= EXERCISE TASK =
Set down, in full, every record in the block.

'''

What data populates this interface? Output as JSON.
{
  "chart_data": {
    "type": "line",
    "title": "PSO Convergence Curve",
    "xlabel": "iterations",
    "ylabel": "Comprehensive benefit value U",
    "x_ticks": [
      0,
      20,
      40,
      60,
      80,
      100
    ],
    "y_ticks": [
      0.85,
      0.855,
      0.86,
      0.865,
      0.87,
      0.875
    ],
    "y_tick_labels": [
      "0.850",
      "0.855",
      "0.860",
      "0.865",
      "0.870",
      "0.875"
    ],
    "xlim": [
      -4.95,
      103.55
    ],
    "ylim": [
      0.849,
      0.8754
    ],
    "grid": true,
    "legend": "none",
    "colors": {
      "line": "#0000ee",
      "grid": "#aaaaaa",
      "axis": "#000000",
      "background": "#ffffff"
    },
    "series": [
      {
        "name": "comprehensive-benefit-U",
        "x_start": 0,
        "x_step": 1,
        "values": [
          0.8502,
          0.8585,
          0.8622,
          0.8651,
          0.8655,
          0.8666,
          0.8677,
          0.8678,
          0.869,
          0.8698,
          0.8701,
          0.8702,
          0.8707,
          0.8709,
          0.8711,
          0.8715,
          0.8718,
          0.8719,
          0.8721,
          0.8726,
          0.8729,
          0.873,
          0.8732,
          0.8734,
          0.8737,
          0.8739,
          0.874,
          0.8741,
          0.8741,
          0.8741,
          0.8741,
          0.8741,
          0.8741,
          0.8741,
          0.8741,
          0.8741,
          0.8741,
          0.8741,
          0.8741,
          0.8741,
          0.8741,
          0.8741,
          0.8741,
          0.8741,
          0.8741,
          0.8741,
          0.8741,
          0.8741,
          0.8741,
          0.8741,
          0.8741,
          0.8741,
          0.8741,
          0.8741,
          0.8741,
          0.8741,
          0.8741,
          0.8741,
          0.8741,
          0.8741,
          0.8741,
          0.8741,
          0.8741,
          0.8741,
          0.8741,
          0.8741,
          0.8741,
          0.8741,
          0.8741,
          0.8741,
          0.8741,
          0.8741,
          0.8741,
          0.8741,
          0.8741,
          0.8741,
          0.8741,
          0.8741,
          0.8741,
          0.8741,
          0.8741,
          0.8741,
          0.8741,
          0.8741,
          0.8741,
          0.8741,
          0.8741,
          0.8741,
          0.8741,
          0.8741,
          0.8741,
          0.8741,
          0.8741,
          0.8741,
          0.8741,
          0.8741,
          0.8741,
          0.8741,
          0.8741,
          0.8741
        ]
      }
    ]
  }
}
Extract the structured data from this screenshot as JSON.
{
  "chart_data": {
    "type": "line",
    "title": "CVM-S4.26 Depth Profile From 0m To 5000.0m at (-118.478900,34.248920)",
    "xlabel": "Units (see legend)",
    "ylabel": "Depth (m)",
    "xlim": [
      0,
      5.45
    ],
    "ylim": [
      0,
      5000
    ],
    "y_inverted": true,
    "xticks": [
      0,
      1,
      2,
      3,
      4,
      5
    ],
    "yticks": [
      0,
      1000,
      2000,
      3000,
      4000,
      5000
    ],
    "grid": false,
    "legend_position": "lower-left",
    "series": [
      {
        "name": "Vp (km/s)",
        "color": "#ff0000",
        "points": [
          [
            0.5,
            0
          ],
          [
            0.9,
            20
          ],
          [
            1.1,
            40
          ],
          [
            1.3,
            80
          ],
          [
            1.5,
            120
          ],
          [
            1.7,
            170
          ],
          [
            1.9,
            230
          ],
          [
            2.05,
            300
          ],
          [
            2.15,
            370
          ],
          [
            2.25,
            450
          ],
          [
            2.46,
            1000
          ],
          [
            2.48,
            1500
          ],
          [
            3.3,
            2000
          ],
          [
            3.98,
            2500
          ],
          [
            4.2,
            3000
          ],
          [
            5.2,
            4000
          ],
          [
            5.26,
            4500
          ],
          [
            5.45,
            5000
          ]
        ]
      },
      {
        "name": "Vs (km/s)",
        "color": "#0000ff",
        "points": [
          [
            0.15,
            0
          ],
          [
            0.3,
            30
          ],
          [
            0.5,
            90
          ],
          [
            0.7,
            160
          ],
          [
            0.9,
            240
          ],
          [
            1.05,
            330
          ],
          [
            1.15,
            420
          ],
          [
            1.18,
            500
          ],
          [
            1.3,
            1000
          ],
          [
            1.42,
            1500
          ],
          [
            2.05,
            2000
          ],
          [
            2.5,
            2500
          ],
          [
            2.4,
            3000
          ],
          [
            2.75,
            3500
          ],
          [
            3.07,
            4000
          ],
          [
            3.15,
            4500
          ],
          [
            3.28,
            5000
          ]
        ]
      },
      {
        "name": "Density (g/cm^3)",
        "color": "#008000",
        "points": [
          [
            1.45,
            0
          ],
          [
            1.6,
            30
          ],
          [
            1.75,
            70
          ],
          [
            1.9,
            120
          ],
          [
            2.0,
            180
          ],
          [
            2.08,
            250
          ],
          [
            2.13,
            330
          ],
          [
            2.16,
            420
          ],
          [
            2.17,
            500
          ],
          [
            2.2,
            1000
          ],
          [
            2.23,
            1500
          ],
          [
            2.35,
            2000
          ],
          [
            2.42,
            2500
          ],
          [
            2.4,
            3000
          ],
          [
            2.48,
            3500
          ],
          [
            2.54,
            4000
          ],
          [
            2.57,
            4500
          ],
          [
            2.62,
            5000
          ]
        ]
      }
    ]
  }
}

'''

= REPLY TO THE EXERCISE =
What data populates this interface? Output as JSON.
{
  "chart_data": {
    "type": "line",
    "title": "PSO Convergence Curve",
    "xlabel": "iterations",
    "ylabel": "Comprehensive benefit value U",
    "x_ticks": [
      0,
      20,
      40,
      60,
      80,
      100
    ],
    "y_ticks": [
      0.85,
      0.855,
      0.86,
      0.865,
      0.87,
      0.875
    ],
    "y_tick_labels": [
      "0.850",
      "0.855",
      "0.860",
      "0.865",
      "0.870",
      "0.875"
    ],
    "xlim": [
      -4.95,
      103.55
    ],
    "ylim": [
      0.849,
      0.8754
    ],
    "grid": true,
    "legend": "none",
    "colors": {
      "line": "#0000ee",
      "grid": "#aaaaaa",
      "axis": "#000000",
      "background": "#ffffff"
    },
    "series": [
      {
        "name": "comprehensive-benefit-U",
        "x_start": 0,
        "x_step": 1,
        "values": [
          0.8502,
          0.8585,
          0.8622,
          0.8651,
          0.8655,
          0.8666,
          0.8677,
          0.8678,
          0.869,
          0.8698,
          0.8701,
          0.8702,
          0.8707,
          0.8709,
          0.8711,
          0.8715,
          0.8718,
          0.8719,
          0.8721,
          0.8726,
          0.8729,
          0.873,
          0.8732,
          0.8734,
          0.8737,
          0.8739,
          0.874,
          0.8741,
          0.8741,
          0.8741,
          0.8741,
          0.8741,
          0.8741,
          0.8741,
          0.8741,
          0.8741,
          0.8741,
          0.8741,
          0.8741,
          0.8741,
          0.8741,
          0.8741,
          0.8741,
          0.8741,
          0.8741,
          0.8741,
          0.8741,
          0.8741,
          0.8741,
          0.8741,
          0.8741,
          0.8741,
          0.8741,
          0.8741,
          0.8741,
          0.8741,
          0.8741,
          0.8741,
          0.8741,
          0.8741,
          0.8741,
          0.8741,
          0.8741,
          0.8741,
          0.8741,
          0.8741,
          0.8741,
          0.8741,
          0.8741,
          0.8741,
          0.8741,
          0.8741,
          0.8741,
          0.8741,
          0.8741,
          0.8741,
          0.8741,
          0.8741,
          0.8741,
          0.8741,
          0.8741,
          0.8741,
          0.8741,
          0.8741,
          0.8741,
          0.8741,
          0.8741,
          0.8741,
          0.8741,
          0.8741,
          0.8741,
          0.8741,
          0.8741,
          0.8741,
          0.8741,
          0.8741,
          0.8741,
          0.8741,
          0.8741,
          0.8741
        ]
      }
    ]
  }
}
Extract the structured data from this screenshot as JSON.
{
  "chart_data": {
    "type": "line",
    "title": "CVM-S4.26 Depth Profile From 0m To 5000.0m at (-118.478900,34.248920)",
    "xlabel": "Units (see legend)",
    "ylabel": "Depth (m)",
    "xlim": [
      0,
      5.45
    ],
    "ylim": [
      0,
      5000
    ],
    "y_inverted": true,
    "xticks": [
      0,
      1,
      2,
      3,
      4,
      5
    ],
    "yticks": [
      0,
      1000,
      2000,
      3000,
      4000,
      5000
    ],
    "grid": false,
    "legend_position": "lower-left",
    "series": [
      {
        "name": "Vp (km/s)",
        "color": "#ff0000",
        "points": [
          [
            0.5,
            0
          ],
          [
            0.9,
            20
          ],
          [
            1.1,
            40
          ],
          [
            1.3,
            80
          ],
          [
            1.5,
            120
          ],
          [
            1.7,
            170
          ],
          [
            1.9,
            230
          ],
          [
            2.05,
            300
          ],
          [
            2.15,
            370
          ],
          [
            2.25,
            450
          ],
          [
            2.46,
            1000
          ],
          [
            2.48,
            1500
          ],
          [
            3.3,
            2000
          ],
          [
            3.98,
            2500
          ],
          [
            4.2,
            3000
          ],
          [
            5.2,
            4000
          ],
          [
            5.26,
            4500
          ],
          [
            5.45,
            5000
          ]
        ]
      },
      {
        "name": "Vs (km/s)",
        "color": "#0000ff",
        "points": [
          [
            0.15,
            0
          ],
          [
            0.3,
            30
          ],
          [
            0.5,
            90
          ],
          [
            0.7,
            160
          ],
          [
            0.9,
            240
          ],
          [
            1.05,
            330
          ],
          [
            1.15,
            420
          ],
          [
            1.18,
            500
          ],
          [
            1.3,
            1000
          ],
          [
            1.42,
            1500
          ],
          [
            2.05,
            2000
          ],
          [
            2.5,
            2500
          ],
          [
            2.4,
            3000
          ],
          [
            2.75,
            3500
          ],
          [
            3.07,
            4000
          ],
          [
            3.15,
            4500
          ],
          [
            3.28,
            5000
          ]
        ]
      },
      {
        "name": "Density (g/cm^3)",
        "color": "#008000",
        "points": [
          [
            1.45,
            0
          ],
          [
            1.6,
            30
          ],
          [
            1.75,
            70
          ],
          [
            1.9,
            120
          ],
          [
            2.0,
            180
          ],
          [
            2.08,
            250
          ],
          [
            2.13,
            330
          ],
          [
            2.16,
            420
          ],
          [
            2.17,
            500
          ],
          [
            2.2,
            1000
          ],
          [
            2.23,
            1500
          ],
          [
            2.35,
            2000
          ],
          [
            2.42,
            2500
          ],
          [
            2.4,
            3000
          ],
          [
            2.48,
            3500
          ],
          [
            2.54,
            4000
          ],
          [
            2.57,
            4500
          ],
          [
            2.62,
            5000
          ]
        ]
      }
    ]
  }
}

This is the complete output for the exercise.